**DIRECTIONS FOR THIS TASK**
Can you transcribe every record below exactly as it appears?

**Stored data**

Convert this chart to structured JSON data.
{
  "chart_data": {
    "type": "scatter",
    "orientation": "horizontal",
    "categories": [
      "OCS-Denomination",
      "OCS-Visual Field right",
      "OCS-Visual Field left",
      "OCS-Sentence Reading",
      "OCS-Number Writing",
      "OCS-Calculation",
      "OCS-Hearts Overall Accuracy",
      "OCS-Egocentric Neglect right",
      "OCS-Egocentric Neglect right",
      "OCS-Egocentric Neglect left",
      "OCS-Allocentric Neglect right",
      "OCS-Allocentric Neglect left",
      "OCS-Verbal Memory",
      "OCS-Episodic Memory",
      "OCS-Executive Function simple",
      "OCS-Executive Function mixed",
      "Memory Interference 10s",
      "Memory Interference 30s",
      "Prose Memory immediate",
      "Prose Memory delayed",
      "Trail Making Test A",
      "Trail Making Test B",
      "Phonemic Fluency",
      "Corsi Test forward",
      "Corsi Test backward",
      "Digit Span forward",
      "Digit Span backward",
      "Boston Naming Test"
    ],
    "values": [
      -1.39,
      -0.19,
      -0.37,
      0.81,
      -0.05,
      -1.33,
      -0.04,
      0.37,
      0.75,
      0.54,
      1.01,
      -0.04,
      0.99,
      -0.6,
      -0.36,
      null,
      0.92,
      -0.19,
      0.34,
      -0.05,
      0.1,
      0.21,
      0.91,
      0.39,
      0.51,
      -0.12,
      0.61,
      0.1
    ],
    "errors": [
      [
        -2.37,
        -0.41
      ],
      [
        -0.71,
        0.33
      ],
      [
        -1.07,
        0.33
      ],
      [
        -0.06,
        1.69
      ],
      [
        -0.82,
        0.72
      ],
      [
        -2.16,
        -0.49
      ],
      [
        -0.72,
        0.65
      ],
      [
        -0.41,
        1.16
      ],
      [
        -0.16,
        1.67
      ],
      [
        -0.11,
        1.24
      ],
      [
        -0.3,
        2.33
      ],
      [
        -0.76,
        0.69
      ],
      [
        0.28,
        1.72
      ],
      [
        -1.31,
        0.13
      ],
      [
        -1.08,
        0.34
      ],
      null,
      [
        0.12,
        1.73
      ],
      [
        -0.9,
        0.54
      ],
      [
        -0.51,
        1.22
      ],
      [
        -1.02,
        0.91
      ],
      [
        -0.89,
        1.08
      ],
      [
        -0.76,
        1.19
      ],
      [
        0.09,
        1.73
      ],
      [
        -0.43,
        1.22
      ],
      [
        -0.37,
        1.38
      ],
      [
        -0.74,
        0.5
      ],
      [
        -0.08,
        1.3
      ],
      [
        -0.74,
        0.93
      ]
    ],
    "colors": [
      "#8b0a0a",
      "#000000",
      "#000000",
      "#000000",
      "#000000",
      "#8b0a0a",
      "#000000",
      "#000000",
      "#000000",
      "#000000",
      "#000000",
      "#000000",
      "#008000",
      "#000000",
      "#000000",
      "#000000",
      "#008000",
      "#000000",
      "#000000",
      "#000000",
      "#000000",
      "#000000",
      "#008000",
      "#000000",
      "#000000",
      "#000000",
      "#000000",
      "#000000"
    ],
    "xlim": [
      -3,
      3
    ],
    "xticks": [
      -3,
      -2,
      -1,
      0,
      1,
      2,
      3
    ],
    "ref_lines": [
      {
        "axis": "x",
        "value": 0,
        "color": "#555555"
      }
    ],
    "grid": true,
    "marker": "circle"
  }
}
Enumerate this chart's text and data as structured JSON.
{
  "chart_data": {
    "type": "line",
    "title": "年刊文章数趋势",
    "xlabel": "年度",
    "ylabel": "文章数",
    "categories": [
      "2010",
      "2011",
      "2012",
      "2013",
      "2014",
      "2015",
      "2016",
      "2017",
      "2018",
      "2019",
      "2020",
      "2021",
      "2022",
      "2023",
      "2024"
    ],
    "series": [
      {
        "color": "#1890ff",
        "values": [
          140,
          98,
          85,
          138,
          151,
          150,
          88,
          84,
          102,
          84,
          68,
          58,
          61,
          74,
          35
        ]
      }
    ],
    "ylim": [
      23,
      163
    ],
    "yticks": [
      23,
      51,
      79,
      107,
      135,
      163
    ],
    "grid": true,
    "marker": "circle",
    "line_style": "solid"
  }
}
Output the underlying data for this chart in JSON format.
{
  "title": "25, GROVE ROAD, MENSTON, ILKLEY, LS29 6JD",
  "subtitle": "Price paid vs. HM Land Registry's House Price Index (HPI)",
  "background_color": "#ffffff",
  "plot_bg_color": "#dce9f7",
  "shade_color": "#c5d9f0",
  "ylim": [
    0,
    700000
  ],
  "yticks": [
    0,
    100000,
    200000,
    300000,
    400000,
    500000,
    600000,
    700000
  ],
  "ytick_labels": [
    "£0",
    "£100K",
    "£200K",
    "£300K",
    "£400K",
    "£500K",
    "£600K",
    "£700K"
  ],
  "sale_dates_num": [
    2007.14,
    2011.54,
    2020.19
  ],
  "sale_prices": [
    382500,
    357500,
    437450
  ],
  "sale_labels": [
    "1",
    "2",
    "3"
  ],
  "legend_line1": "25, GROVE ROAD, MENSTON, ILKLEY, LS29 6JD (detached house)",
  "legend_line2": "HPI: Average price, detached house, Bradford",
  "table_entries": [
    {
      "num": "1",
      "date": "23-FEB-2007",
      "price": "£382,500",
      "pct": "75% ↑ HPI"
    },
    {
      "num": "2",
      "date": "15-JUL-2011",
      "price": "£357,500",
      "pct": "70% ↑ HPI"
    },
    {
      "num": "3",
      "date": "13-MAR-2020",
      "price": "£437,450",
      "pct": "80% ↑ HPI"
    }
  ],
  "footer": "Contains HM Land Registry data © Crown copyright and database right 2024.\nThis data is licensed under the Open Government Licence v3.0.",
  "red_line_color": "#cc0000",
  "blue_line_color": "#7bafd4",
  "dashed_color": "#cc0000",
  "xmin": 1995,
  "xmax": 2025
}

**THE REPLY**
Convert this chart to structured JSON data.
{
  "chart_data": {
    "type": "scatter",
    "orientation": "horizontal",
    "categories": [
      "OCS-Denomination",
      "OCS-Visual Field right",
      "OCS-Visual Field left",
      "OCS-Sentence Reading",
      "OCS-Number Writing",
      "OCS-Calculation",
      "OCS-Hearts Overall Accuracy",
      "OCS-Egocentric Neglect right",
      "OCS-Egocentric Neglect right",
      "OCS-Egocentric Neglect left",
      "OCS-Allocentric Neglect right",
      "OCS-Allocentric Neglect left",
      "OCS-Verbal Memory",
      "OCS-Episodic Memory",
      "OCS-Executive Function simple",
      "OCS-Executive Function mixed",
      "Memory Interference 10s",
      "Memory Interference 30s",
      "Prose Memory immediate",
      "Prose Memory delayed",
      "Trail Making Test A",
      "Trail Making Test B",
      "Phonemic Fluency",
      "Corsi Test forward",
      "Corsi Test backward",
      "Digit Span forward",
      "Digit Span backward",
      "Boston Naming Test"
    ],
    "values": [
      -1.39,
      -0.19,
      -0.37,
      0.81,
      -0.05,
      -1.33,
      -0.04,
      0.37,
      0.75,
      0.54,
      1.01,
      -0.04,
      0.99,
      -0.6,
      -0.36,
      null,
      0.92,
      -0.19,
      0.34,
      -0.05,
      0.1,
      0.21,
      0.91,
      0.39,
      0.51,
      -0.12,
      0.61,
      0.1
    ],
    "errors": [
      [
        -2.37,
        -0.41
      ],
      [
        -0.71,
        0.33
      ],
      [
        -1.07,
        0.33
      ],
      [
        -0.06,
        1.69
      ],
      [
        -0.82,
        0.72
      ],
      [
        -2.16,
        -0.49
      ],
      [
        -0.72,
        0.65
      ],
      [
        -0.41,
        1.16
      ],
      [
        -0.16,
        1.67
      ],
      [
        -0.11,
        1.24
      ],
      [
        -0.3,
        2.33
      ],
      [
        -0.76,
        0.69
      ],
      [
        0.28,
        1.72
      ],
      [
        -1.31,
        0.13
      ],
      [
        -1.08,
        0.34
      ],
      null,
      [
        0.12,
        1.73
      ],
      [
        -0.9,
        0.54
      ],
      [
        -0.51,
        1.22
      ],
      [
        -1.02,
        0.91
      ],
      [
        -0.89,
        1.08
      ],
      [
        -0.76,
        1.19
      ],
      [
        0.09,
        1.73
      ],
      [
        -0.43,
        1.22
      ],
      [
        -0.37,
        1.38
      ],
      [
        -0.74,
        0.5
      ],
      [
        -0.08,
        1.3
      ],
      [
        -0.74,
        0.93
      ]
    ],
    "colors": [
      "#8b0a0a",
      "#000000",
      "#000000",
      "#000000",
      "#000000",
      "#8b0a0a",
      "#000000",
      "#000000",
      "#000000",
      "#000000",
      "#000000",
      "#000000",
      "#008000",
      "#000000",
      "#000000",
      "#000000",
      "#008000",
      "#000000",
      "#000000",
      "#000000",
      "#000000",
      "#000000",
      "#008000",
      "#000000",
      "#000000",
      "#000000",
      "#000000",
      "#000000"
    ],
    "xlim": [
      -3,
      3
    ],
    "xticks": [
      -3,
      -2,
      -1,
      0,
      1,
      2,
      3
    ],
    "ref_lines": [
      {
        "axis": "x",
        "value": 0,
        "color": "#555555"
      }
    ],
    "grid": true,
    "marker": "circle"
  }
}
Enumerate this chart's text and data as structured JSON.
{
  "chart_data": {
    "type": "line",
    "title": "年刊文章数趋势",
    "xlabel": "年度",
    "ylabel": "文章数",
    "categories": [
      "2010",
      "2011",
      "2012",
      "2013",
      "2014",
      "2015",
      "2016",
      "2017",
      "2018",
      "2019",
      "2020",
      "2021",
      "2022",
      "2023",
      "2024"
    ],
    "series": [
      {
        "color": "#1890ff",
        "values": [
          140,
          98,
          85,
          138,
          151,
          150,
          88,
          84,
          102,
          84,
          68,
          58,
          61,
          74,
          35
        ]
      }
    ],
    "ylim": [
      23,
      163
    ],
    "yticks": [
      23,
      51,
      79,
      107,
      135,
      163
    ],
    "grid": true,
    "marker": "circle",
    "line_style": "solid"
  }
}
Output the underlying data for this chart in JSON format.
{
  "title": "25, GROVE ROAD, MENSTON, ILKLEY, LS29 6JD",
  "subtitle": "Price paid vs. HM Land Registry's House Price Index (HPI)",
  "background_color": "#ffffff",
  "plot_bg_color": "#dce9f7",
  "shade_color": "#c5d9f0",
  "ylim": [
    0,
    700000
  ],
  "yticks": [
    0,
    100000,
    200000,
    300000,
    400000,
    500000,
    600000,
    700000
  ],
  "ytick_labels": [
    "£0",
    "£100K",
    "£200K",
    "£300K",
    "£400K",
    "£500K",
    "£600K",
    "£700K"
  ],
  "sale_dates_num": [
    2007.14,
    2011.54,
    2020.19
  ],
  "sale_prices": [
    382500,
    357500,
    437450
  ],
  "sale_labels": [
    "1",
    "2",
    "3"
  ],
  "legend_line1": "25, GROVE ROAD, MENSTON, ILKLEY, LS29 6JD (detached house)",
  "legend_line2": "HPI: Average price, detached house, Bradford",
  "table_entries": [
    {
      "num": "1",
      "date": "23-FEB-2007",
      "price": "£382,500",
      "pct": "75% ↑ HPI"
    },
    {
      "num": "2",
      "date": "15-JUL-2011",
      "price": "£357,500",
      "pct": "70% ↑ HPI"
    },
    {
      "num": "3",
      "date": "13-MAR-2020",
      "price": "£437,450",
      "pct": "80% ↑ HPI"
    }
  ],
  "footer": "Contains HM Land Registry data © Crown copyright and database right 2024.\nThis data is licensed under the Open Government Licence v3.0.",
  "red_line_color": "#cc0000",
  "blue_line_color": "#7bafd4",
  "dashed_color": "#cc0000",
  "xmin": 1995,
  "xmax": 2025
}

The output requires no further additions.